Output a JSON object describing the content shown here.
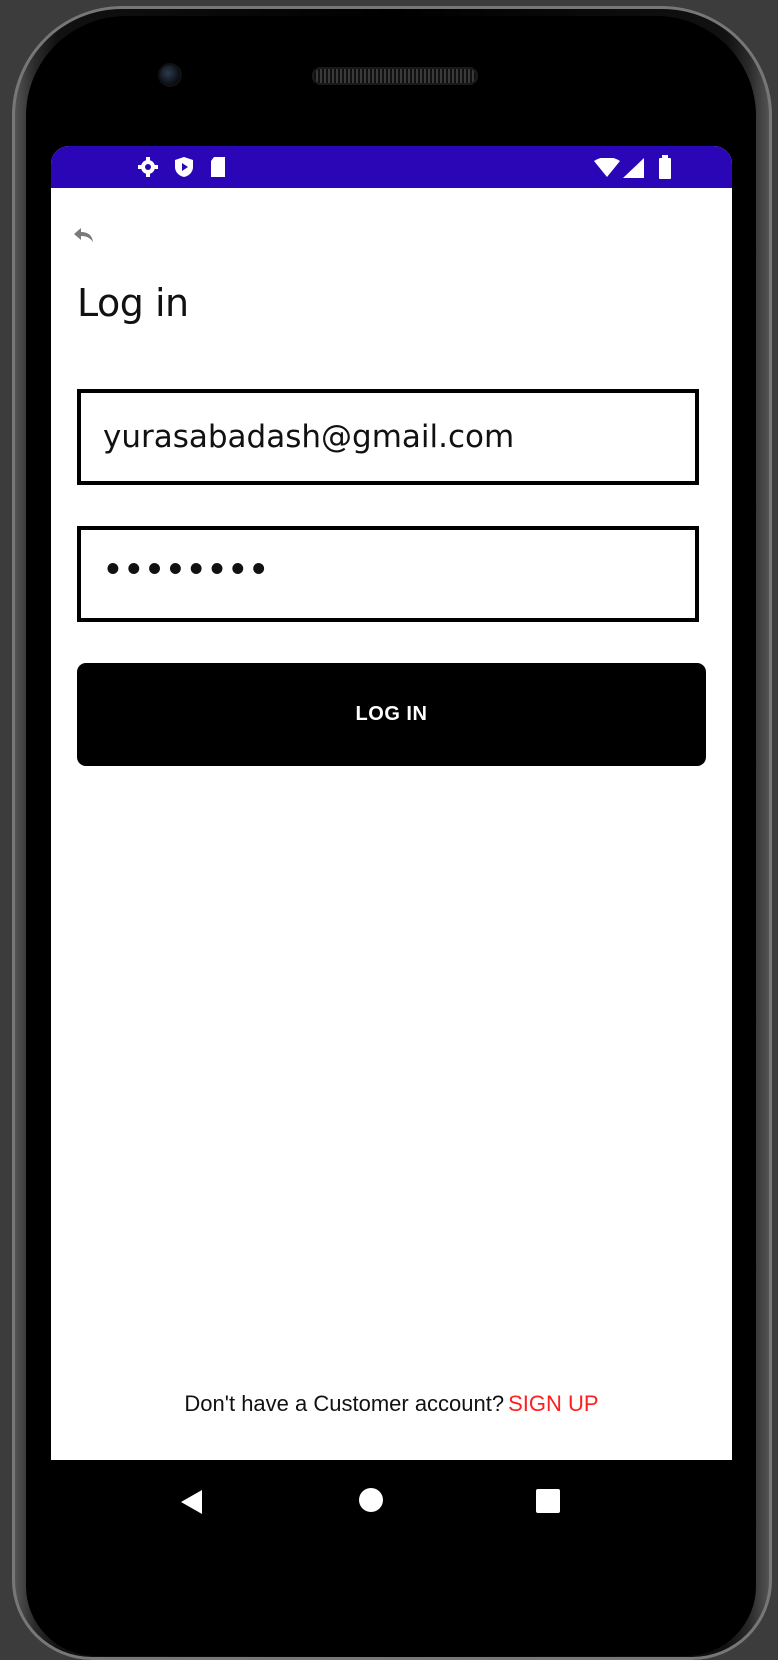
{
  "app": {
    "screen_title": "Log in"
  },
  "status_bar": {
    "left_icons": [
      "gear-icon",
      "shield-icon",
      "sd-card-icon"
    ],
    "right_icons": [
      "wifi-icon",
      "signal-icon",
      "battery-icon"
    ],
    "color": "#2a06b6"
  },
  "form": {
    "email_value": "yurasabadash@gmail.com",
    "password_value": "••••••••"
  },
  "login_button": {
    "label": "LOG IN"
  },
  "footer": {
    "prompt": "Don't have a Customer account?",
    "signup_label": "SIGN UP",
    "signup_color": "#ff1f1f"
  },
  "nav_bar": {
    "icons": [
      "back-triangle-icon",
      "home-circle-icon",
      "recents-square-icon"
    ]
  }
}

--

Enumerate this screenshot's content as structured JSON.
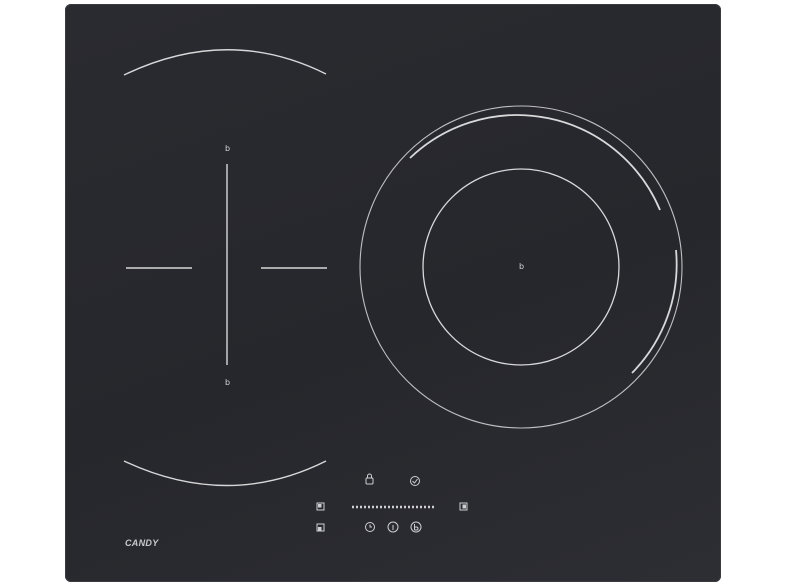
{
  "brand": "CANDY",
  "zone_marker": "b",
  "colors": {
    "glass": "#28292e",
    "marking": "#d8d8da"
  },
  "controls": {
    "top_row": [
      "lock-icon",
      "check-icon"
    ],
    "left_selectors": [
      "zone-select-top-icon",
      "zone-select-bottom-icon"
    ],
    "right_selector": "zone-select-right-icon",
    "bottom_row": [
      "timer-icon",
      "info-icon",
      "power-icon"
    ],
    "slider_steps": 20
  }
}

> [TASK BRIEF]
Say how many lines contain "content", and give nothing but that number.

> [EXERCISE OUTPUT]
2